Please write out the complete listing that follows, exactly as it reads.

**Data supplied:**
>> begin

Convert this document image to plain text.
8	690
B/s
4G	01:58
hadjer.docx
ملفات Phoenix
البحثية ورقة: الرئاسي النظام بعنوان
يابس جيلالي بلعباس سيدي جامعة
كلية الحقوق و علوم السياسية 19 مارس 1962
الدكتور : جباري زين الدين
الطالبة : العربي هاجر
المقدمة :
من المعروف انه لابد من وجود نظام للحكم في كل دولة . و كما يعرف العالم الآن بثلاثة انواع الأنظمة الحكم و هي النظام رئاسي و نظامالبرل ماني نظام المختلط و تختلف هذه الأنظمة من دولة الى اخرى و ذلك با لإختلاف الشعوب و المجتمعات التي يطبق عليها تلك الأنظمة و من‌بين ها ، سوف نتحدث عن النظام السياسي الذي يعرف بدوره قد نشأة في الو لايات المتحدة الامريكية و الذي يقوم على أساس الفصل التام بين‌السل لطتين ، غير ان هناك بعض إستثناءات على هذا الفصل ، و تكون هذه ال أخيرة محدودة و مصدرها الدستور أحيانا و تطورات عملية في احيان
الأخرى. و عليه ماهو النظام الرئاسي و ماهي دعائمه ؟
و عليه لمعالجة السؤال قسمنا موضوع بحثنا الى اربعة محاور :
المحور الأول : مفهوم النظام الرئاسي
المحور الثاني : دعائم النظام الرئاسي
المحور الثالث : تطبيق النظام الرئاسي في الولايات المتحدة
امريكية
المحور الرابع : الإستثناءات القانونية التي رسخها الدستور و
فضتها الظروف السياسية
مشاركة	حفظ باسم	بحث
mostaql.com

>> end

**Output for this exercise:**
Convert this document image to plain text.
8	690
B/s
4G	01:58
hadjer.docx
ملفات Phoenix
البحثية ورقة: الرئاسي النظام بعنوان
يابس جيلالي بلعباس سيدي جامعة
كلية الحقوق و علوم السياسية 19 مارس 1962
الدكتور : جباري زين الدين
الطالبة : العربي هاجر
المقدمة :
من المعروف انه لابد من وجود نظام للحكم في كل دولة . و كما يعرف العالم الآن بثلاثة انواع الأنظمة الحكم و هي النظام رئاسي و نظامالبرل ماني نظام المختلط و تختلف هذه الأنظمة من دولة الى اخرى و ذلك با لإختلاف الشعوب و المجتمعات التي يطبق عليها تلك الأنظمة و من‌بين ها ، سوف نتحدث عن النظام السياسي الذي يعرف بدوره قد نشأة في الو لايات المتحدة الامريكية و الذي يقوم على أساس الفصل التام بين‌السل لطتين ، غير ان هناك بعض إستثناءات على هذا الفصل ، و تكون هذه ال أخيرة محدودة و مصدرها الدستور أحيانا و تطورات عملية في احيان
الأخرى. و عليه ماهو النظام الرئاسي و ماهي دعائمه ؟
و عليه لمعالجة السؤال قسمنا موضوع بحثنا الى اربعة محاور :
المحور الأول : مفهوم النظام الرئاسي
المحور الثاني : دعائم النظام الرئاسي
المحور الثالث : تطبيق النظام الرئاسي في الولايات المتحدة
امريكية
المحور الرابع : الإستثناءات القانونية التي رسخها الدستور و
فضتها الظروف السياسية
مشاركة	حفظ باسم	بحث
mostaql.com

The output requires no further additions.